------ Extracted entries ------

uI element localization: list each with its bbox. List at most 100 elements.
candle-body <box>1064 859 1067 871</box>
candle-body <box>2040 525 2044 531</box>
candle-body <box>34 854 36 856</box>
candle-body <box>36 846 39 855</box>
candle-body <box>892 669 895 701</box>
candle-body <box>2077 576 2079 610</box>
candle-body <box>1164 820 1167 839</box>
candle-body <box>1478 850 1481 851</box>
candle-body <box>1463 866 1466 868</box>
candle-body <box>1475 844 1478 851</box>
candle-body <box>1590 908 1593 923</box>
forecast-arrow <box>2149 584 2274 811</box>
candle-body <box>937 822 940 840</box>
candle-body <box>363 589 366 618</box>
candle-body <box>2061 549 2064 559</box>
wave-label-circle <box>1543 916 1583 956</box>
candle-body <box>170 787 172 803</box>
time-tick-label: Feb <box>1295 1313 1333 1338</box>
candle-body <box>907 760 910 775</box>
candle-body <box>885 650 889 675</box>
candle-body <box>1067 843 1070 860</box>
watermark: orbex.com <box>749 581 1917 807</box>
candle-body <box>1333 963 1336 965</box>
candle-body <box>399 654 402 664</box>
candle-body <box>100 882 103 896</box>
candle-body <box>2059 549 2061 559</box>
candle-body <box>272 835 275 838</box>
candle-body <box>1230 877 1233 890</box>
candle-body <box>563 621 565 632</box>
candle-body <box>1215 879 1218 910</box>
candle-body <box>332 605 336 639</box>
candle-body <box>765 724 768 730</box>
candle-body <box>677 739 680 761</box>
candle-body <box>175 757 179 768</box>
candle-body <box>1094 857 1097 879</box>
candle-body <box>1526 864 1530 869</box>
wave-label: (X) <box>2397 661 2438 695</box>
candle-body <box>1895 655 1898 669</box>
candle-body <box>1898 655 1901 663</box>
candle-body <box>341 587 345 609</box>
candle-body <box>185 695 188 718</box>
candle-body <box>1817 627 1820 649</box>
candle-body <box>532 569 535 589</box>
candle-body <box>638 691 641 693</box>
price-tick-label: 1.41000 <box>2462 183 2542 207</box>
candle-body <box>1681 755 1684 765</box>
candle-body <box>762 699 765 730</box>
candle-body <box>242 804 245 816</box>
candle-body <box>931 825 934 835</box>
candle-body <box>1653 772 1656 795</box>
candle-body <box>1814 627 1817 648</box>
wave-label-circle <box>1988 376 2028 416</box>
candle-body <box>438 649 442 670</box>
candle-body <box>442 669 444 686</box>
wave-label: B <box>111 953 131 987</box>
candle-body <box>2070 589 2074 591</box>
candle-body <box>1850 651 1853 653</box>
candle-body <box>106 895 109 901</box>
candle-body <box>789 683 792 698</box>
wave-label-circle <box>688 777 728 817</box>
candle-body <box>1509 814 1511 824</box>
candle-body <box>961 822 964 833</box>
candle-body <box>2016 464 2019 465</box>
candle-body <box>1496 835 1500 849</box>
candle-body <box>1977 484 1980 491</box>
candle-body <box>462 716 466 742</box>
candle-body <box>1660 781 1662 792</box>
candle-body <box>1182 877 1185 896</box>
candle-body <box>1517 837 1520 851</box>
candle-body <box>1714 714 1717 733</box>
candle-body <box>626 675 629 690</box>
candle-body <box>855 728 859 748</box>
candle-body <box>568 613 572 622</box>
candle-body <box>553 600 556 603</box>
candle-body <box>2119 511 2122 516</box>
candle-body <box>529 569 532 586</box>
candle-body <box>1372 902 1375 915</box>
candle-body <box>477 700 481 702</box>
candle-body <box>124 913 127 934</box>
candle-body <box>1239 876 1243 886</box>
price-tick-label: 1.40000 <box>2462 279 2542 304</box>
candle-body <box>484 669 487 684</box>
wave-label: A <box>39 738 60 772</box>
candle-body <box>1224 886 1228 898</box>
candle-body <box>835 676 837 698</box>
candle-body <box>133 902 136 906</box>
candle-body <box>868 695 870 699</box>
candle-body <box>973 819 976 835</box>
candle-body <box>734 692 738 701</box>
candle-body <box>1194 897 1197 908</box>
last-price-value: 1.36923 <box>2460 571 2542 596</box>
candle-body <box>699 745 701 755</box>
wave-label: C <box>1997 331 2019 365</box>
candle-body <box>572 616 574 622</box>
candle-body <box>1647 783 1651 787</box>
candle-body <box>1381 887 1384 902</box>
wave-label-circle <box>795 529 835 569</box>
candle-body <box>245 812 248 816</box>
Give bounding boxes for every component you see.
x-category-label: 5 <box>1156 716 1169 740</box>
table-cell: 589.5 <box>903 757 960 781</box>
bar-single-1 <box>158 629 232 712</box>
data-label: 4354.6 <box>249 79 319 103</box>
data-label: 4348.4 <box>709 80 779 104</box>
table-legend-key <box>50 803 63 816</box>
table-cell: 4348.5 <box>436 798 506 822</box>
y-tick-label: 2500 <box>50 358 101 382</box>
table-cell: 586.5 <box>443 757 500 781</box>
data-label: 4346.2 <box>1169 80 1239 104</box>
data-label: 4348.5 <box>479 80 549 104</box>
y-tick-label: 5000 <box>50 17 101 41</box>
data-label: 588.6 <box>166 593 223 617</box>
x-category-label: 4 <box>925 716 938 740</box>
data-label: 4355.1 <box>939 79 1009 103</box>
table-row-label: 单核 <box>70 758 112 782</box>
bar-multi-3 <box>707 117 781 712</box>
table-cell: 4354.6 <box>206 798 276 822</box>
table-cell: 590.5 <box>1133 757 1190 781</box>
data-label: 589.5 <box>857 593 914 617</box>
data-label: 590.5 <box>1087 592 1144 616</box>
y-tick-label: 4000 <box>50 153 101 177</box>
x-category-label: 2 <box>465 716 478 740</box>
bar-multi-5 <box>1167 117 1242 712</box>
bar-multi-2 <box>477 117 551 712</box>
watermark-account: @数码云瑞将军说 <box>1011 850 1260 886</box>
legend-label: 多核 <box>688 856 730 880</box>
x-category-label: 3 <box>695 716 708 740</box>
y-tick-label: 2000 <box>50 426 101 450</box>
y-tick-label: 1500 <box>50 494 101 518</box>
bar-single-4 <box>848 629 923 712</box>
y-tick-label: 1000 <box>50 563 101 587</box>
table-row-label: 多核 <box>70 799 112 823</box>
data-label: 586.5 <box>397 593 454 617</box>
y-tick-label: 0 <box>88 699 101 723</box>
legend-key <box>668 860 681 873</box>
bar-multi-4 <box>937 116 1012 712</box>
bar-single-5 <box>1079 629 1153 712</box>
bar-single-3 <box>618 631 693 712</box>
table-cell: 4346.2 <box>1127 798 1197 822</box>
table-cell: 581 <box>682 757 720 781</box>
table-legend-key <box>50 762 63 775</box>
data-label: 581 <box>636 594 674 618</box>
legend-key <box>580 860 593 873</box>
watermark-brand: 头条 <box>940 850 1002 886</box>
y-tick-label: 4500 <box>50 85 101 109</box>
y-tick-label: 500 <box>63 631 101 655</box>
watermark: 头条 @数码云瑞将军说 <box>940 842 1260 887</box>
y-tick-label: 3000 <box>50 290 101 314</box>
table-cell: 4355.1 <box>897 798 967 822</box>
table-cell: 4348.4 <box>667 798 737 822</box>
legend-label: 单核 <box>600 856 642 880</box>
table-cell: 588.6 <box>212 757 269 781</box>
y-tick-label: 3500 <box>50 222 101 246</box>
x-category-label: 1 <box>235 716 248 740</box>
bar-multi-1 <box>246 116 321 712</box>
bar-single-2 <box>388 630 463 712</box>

------

Copy all the rows above again, substituting "candlestick-body" for every instance of "candle-body" and keeping everything else the same.

• _Solution to the problem_
uI element localization: list each with its bbox. List at most 100 elements.
candlestick-body <box>1064 859 1067 871</box>
candlestick-body <box>2040 525 2044 531</box>
candlestick-body <box>34 854 36 856</box>
candlestick-body <box>36 846 39 855</box>
candlestick-body <box>892 669 895 701</box>
candlestick-body <box>2077 576 2079 610</box>
candlestick-body <box>1164 820 1167 839</box>
candlestick-body <box>1478 850 1481 851</box>
candlestick-body <box>1463 866 1466 868</box>
candlestick-body <box>1475 844 1478 851</box>
candlestick-body <box>1590 908 1593 923</box>
forecast-arrow <box>2149 584 2274 811</box>
candlestick-body <box>937 822 940 840</box>
candlestick-body <box>363 589 366 618</box>
candlestick-body <box>2061 549 2064 559</box>
wave-label-circle <box>1543 916 1583 956</box>
candlestick-body <box>170 787 172 803</box>
time-tick-label: Feb <box>1295 1313 1333 1338</box>
candlestick-body <box>907 760 910 775</box>
candlestick-body <box>885 650 889 675</box>
candlestick-body <box>1067 843 1070 860</box>
watermark: orbex.com <box>749 581 1917 807</box>
candlestick-body <box>1333 963 1336 965</box>
candlestick-body <box>399 654 402 664</box>
candlestick-body <box>100 882 103 896</box>
candlestick-body <box>2059 549 2061 559</box>
candlestick-body <box>272 835 275 838</box>
candlestick-body <box>1230 877 1233 890</box>
candlestick-body <box>563 621 565 632</box>
candlestick-body <box>1215 879 1218 910</box>
candlestick-body <box>332 605 336 639</box>
candlestick-body <box>765 724 768 730</box>
candlestick-body <box>677 739 680 761</box>
candlestick-body <box>175 757 179 768</box>
candlestick-body <box>1094 857 1097 879</box>
candlestick-body <box>1526 864 1530 869</box>
wave-label: (X) <box>2397 661 2438 695</box>
candlestick-body <box>1895 655 1898 669</box>
candlestick-body <box>1898 655 1901 663</box>
candlestick-body <box>341 587 345 609</box>
candlestick-body <box>185 695 188 718</box>
candlestick-body <box>1817 627 1820 649</box>
candlestick-body <box>532 569 535 589</box>
candlestick-body <box>638 691 641 693</box>
price-tick-label: 1.41000 <box>2462 183 2542 207</box>
candlestick-body <box>1681 755 1684 765</box>
candlestick-body <box>762 699 765 730</box>
candlestick-body <box>242 804 245 816</box>
candlestick-body <box>931 825 934 835</box>
candlestick-body <box>1653 772 1656 795</box>
candlestick-body <box>1814 627 1817 648</box>
wave-label-circle <box>1988 376 2028 416</box>
candlestick-body <box>438 649 442 670</box>
candlestick-body <box>442 669 444 686</box>
wave-label: B <box>111 953 131 987</box>
candlestick-body <box>2070 589 2074 591</box>
candlestick-body <box>1850 651 1853 653</box>
candlestick-body <box>106 895 109 901</box>
candlestick-body <box>789 683 792 698</box>
wave-label-circle <box>688 777 728 817</box>
candlestick-body <box>1509 814 1511 824</box>
candlestick-body <box>961 822 964 833</box>
candlestick-body <box>2016 464 2019 465</box>
candlestick-body <box>1496 835 1500 849</box>
candlestick-body <box>1977 484 1980 491</box>
candlestick-body <box>462 716 466 742</box>
candlestick-body <box>1660 781 1662 792</box>
candlestick-body <box>1182 877 1185 896</box>
candlestick-body <box>1517 837 1520 851</box>
candlestick-body <box>1714 714 1717 733</box>
candlestick-body <box>626 675 629 690</box>
candlestick-body <box>855 728 859 748</box>
candlestick-body <box>568 613 572 622</box>
candlestick-body <box>553 600 556 603</box>
candlestick-body <box>2119 511 2122 516</box>
candlestick-body <box>529 569 532 586</box>
candlestick-body <box>1372 902 1375 915</box>
candlestick-body <box>477 700 481 702</box>
candlestick-body <box>124 913 127 934</box>
candlestick-body <box>1239 876 1243 886</box>
price-tick-label: 1.40000 <box>2462 279 2542 304</box>
candlestick-body <box>484 669 487 684</box>
wave-label: A <box>39 738 60 772</box>
candlestick-body <box>1224 886 1228 898</box>
candlestick-body <box>835 676 837 698</box>
candlestick-body <box>133 902 136 906</box>
candlestick-body <box>868 695 870 699</box>
candlestick-body <box>973 819 976 835</box>
candlestick-body <box>734 692 738 701</box>
candlestick-body <box>1194 897 1197 908</box>
last-price-value: 1.36923 <box>2460 571 2542 596</box>
candlestick-body <box>699 745 701 755</box>
wave-label: C <box>1997 331 2019 365</box>
candlestick-body <box>572 616 574 622</box>
candlestick-body <box>1647 783 1651 787</box>
candlestick-body <box>1381 887 1384 902</box>
wave-label-circle <box>795 529 835 569</box>
candlestick-body <box>245 812 248 816</box>
Give bounding boxes for every component you see.
x-category-label: 5 <box>1156 716 1169 740</box>
table-cell: 589.5 <box>903 757 960 781</box>
bar-single-1 <box>158 629 232 712</box>
data-label: 4354.6 <box>249 79 319 103</box>
data-label: 4348.4 <box>709 80 779 104</box>
table-legend-key <box>50 803 63 816</box>
table-cell: 4348.5 <box>436 798 506 822</box>
y-tick-label: 2500 <box>50 358 101 382</box>
table-cell: 586.5 <box>443 757 500 781</box>
data-label: 4346.2 <box>1169 80 1239 104</box>
data-label: 4348.5 <box>479 80 549 104</box>
y-tick-label: 5000 <box>50 17 101 41</box>
data-label: 588.6 <box>166 593 223 617</box>
x-category-label: 4 <box>925 716 938 740</box>
data-label: 4355.1 <box>939 79 1009 103</box>
table-row-label: 单核 <box>70 758 112 782</box>
bar-multi-3 <box>707 117 781 712</box>
table-cell: 4354.6 <box>206 798 276 822</box>
table-cell: 590.5 <box>1133 757 1190 781</box>
data-label: 589.5 <box>857 593 914 617</box>
data-label: 590.5 <box>1087 592 1144 616</box>
y-tick-label: 4000 <box>50 153 101 177</box>
x-category-label: 2 <box>465 716 478 740</box>
bar-multi-5 <box>1167 117 1242 712</box>
bar-multi-2 <box>477 117 551 712</box>
watermark-account: @数码云瑞将军说 <box>1011 850 1260 886</box>
legend-label: 多核 <box>688 856 730 880</box>
x-category-label: 3 <box>695 716 708 740</box>
y-tick-label: 2000 <box>50 426 101 450</box>
y-tick-label: 1500 <box>50 494 101 518</box>
bar-single-4 <box>848 629 923 712</box>
y-tick-label: 1000 <box>50 563 101 587</box>
table-row-label: 多核 <box>70 799 112 823</box>
data-label: 586.5 <box>397 593 454 617</box>
y-tick-label: 0 <box>88 699 101 723</box>
legend-key <box>668 860 681 873</box>
bar-multi-4 <box>937 116 1012 712</box>
bar-single-5 <box>1079 629 1153 712</box>
bar-single-3 <box>618 631 693 712</box>
table-cell: 4346.2 <box>1127 798 1197 822</box>
table-cell: 581 <box>682 757 720 781</box>
table-legend-key <box>50 762 63 775</box>
data-label: 581 <box>636 594 674 618</box>
legend-key <box>580 860 593 873</box>
watermark-brand: 头条 <box>940 850 1002 886</box>
y-tick-label: 4500 <box>50 85 101 109</box>
y-tick-label: 500 <box>63 631 101 655</box>
watermark: 头条 @数码云瑞将军说 <box>940 842 1260 887</box>
y-tick-label: 3000 <box>50 290 101 314</box>
table-cell: 4355.1 <box>897 798 967 822</box>
table-cell: 4348.4 <box>667 798 737 822</box>
legend-label: 单核 <box>600 856 642 880</box>
table-cell: 588.6 <box>212 757 269 781</box>
y-tick-label: 3500 <box>50 222 101 246</box>
x-category-label: 1 <box>235 716 248 740</box>
bar-multi-1 <box>246 116 321 712</box>
bar-single-2 <box>388 630 463 712</box>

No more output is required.